DIRECTIONS FOR THIS TASK » Select and reproduce each line of the listing below that bears the string "What".

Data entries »
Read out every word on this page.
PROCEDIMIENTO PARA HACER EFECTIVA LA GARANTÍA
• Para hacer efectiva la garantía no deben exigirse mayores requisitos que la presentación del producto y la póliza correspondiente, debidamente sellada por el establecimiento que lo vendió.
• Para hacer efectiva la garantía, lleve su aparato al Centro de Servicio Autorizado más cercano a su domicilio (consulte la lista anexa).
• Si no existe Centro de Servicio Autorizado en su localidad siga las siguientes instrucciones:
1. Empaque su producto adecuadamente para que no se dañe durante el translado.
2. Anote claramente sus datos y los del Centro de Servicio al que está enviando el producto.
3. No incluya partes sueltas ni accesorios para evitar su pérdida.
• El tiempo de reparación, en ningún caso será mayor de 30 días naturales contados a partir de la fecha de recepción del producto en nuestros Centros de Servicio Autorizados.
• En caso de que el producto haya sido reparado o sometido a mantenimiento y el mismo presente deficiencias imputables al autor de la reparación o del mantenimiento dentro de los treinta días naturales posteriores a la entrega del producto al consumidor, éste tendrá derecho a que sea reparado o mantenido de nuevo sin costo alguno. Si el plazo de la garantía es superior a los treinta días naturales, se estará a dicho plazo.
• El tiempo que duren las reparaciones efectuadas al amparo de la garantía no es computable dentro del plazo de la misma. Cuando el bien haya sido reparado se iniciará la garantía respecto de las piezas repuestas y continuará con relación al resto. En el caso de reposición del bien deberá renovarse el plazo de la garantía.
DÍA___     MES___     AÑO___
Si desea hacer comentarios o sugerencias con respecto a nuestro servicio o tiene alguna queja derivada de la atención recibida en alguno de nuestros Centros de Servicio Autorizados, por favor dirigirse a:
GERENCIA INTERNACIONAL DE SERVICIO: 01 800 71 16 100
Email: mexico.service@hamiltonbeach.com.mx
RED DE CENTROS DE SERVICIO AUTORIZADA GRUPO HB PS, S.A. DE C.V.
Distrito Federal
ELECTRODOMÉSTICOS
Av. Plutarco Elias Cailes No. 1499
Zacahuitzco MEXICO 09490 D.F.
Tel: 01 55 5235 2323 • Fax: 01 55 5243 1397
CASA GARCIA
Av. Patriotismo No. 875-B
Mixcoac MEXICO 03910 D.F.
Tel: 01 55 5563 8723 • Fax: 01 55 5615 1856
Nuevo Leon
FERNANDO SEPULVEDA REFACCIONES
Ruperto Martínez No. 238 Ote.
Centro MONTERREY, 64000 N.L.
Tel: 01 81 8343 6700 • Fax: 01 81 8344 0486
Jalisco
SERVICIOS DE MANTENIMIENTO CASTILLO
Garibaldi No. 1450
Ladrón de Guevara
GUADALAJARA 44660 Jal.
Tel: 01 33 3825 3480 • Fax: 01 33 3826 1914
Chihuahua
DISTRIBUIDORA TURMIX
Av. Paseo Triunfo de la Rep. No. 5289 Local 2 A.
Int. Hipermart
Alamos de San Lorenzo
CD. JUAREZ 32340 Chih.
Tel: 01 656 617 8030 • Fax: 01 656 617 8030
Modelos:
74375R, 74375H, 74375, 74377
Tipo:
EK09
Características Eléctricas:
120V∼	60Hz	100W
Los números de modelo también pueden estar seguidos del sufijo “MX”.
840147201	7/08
--
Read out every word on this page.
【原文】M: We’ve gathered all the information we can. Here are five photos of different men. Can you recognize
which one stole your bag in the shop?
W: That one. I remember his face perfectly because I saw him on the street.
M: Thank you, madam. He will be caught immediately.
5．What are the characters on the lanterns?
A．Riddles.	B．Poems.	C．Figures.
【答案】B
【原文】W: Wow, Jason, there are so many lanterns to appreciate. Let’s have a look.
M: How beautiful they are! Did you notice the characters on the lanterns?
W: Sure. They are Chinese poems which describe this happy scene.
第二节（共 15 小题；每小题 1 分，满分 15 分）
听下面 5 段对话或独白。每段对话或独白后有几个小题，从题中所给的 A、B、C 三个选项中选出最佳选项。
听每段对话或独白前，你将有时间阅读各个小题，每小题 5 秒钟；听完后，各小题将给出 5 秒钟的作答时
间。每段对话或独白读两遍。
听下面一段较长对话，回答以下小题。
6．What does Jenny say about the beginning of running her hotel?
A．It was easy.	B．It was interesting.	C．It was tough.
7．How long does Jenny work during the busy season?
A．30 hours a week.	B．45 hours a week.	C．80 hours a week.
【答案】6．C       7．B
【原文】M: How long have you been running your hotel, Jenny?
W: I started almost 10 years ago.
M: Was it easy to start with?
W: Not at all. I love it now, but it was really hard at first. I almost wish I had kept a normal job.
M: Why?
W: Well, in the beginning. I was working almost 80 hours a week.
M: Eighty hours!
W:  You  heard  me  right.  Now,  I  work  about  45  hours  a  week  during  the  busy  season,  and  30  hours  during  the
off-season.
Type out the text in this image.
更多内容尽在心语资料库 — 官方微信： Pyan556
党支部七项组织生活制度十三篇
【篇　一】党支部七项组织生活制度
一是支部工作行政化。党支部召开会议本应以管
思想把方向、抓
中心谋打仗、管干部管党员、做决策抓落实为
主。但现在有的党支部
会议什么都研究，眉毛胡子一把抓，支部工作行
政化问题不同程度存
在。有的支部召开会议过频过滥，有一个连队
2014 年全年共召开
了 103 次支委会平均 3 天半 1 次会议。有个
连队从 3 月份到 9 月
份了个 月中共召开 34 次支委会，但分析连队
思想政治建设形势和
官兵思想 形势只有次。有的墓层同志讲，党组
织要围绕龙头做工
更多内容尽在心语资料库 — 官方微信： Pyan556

OUTPUT OF THE EXERCISE »
5．What are the characters on the lanterns?
6．What does Jenny say about the beginning of running her hotel?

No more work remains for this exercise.